--- START ---

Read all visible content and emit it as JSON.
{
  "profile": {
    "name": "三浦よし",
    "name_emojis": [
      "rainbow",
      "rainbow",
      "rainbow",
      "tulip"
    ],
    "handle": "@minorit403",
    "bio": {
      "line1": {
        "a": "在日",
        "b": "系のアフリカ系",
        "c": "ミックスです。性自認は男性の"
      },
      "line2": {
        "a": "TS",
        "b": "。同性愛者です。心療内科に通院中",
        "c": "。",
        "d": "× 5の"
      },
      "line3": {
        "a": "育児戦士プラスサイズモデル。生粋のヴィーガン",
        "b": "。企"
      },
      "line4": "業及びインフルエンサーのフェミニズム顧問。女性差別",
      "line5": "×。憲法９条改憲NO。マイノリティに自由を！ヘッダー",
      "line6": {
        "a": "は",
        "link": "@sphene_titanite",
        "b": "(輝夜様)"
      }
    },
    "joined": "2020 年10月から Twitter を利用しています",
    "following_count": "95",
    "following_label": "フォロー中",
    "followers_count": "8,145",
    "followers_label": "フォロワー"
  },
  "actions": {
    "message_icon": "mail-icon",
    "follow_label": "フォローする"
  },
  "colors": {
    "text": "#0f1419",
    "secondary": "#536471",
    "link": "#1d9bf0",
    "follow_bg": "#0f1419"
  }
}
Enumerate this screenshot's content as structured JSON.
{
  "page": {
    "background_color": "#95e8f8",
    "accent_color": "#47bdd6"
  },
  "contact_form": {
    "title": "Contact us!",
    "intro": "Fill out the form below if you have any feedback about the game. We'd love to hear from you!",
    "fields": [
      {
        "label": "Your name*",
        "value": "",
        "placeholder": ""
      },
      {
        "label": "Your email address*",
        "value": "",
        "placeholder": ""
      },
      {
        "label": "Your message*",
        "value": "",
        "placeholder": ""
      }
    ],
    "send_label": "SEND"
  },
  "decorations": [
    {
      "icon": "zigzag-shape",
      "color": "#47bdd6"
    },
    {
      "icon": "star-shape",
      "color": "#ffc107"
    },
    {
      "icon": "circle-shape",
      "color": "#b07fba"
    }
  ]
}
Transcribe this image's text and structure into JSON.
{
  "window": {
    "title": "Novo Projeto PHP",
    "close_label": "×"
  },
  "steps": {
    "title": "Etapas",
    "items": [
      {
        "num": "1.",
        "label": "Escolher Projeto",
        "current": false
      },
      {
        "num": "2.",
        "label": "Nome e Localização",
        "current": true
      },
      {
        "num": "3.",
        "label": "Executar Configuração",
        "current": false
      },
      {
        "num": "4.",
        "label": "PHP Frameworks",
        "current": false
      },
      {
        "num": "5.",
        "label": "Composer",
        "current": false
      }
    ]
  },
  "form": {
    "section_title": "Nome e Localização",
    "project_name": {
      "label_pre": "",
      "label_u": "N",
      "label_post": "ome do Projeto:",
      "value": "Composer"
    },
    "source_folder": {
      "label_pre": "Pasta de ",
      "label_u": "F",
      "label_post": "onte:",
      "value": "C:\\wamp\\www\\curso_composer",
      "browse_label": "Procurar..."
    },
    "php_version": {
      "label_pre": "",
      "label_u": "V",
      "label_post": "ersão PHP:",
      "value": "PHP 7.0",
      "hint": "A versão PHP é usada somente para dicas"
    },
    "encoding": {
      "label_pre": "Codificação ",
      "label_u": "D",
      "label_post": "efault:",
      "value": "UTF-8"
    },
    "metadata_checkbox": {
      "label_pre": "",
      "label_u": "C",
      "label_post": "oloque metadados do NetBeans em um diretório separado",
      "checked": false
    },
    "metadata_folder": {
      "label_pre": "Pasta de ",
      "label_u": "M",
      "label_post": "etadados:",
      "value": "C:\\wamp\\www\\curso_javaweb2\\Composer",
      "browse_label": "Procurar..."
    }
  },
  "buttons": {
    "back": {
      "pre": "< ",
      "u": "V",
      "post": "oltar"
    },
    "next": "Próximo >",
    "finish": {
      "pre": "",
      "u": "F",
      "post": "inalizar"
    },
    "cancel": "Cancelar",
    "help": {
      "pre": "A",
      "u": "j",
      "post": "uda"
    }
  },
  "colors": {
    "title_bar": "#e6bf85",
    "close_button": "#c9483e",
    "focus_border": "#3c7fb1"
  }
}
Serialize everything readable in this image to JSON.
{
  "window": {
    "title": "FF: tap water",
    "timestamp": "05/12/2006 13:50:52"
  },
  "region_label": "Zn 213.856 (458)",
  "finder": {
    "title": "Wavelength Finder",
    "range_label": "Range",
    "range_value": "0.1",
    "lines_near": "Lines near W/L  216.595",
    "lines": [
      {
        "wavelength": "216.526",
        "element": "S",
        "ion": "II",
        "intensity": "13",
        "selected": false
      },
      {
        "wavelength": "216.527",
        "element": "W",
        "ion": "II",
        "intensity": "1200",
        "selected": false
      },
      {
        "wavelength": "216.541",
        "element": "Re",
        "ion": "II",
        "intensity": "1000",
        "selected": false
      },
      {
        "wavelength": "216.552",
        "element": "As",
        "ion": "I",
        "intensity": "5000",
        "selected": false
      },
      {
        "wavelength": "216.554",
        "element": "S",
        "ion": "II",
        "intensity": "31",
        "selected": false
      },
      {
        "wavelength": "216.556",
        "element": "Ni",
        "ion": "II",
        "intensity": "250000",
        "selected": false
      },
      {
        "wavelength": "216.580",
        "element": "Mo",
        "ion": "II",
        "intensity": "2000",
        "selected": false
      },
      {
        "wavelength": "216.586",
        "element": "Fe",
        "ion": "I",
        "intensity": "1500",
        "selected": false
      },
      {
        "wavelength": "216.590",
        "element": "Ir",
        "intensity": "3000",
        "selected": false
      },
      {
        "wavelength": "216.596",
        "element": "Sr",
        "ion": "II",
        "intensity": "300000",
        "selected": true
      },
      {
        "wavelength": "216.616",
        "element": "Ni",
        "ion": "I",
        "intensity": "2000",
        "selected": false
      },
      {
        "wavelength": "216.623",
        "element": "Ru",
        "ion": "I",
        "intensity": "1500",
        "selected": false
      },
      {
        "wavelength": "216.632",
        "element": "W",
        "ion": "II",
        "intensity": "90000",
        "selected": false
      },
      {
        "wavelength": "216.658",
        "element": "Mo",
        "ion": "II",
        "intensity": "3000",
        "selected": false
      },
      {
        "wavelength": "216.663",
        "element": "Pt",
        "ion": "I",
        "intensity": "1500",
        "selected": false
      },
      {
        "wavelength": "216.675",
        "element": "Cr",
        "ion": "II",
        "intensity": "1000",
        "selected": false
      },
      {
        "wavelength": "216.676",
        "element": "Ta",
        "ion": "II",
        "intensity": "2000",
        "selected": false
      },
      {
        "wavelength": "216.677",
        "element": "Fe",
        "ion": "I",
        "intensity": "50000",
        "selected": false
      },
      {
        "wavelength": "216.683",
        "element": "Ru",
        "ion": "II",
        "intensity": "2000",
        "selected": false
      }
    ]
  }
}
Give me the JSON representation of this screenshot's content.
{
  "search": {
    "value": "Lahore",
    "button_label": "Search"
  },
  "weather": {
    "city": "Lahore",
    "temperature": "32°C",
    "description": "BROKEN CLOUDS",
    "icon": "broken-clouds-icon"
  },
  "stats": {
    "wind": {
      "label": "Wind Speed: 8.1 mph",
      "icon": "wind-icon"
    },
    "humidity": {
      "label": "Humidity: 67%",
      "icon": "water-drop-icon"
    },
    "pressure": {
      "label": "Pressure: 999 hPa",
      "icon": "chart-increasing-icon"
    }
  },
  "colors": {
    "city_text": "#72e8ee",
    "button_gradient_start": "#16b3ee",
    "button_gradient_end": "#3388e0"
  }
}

--- END ---

**Problem statement**
Extract, exactly, the lines above that begin at the line containing "Give me the" and end at the final line of the records; add no other text.

**Solution to this exercise**
Give me the JSON representation of this screenshot's content.
{
  "search": {
    "value": "Lahore",
    "button_label": "Search"
  },
  "weather": {
    "city": "Lahore",
    "temperature": "32°C",
    "description": "BROKEN CLOUDS",
    "icon": "broken-clouds-icon"
  },
  "stats": {
    "wind": {
      "label": "Wind Speed: 8.1 mph",
      "icon": "wind-icon"
    },
    "humidity": {
      "label": "Humidity: 67%",
      "icon": "water-drop-icon"
    },
    "pressure": {
      "label": "Pressure: 999 hPa",
      "icon": "chart-increasing-icon"
    }
  },
  "colors": {
    "city_text": "#72e8ee",
    "button_gradient_start": "#16b3ee",
    "button_gradient_end": "#3388e0"
  }
}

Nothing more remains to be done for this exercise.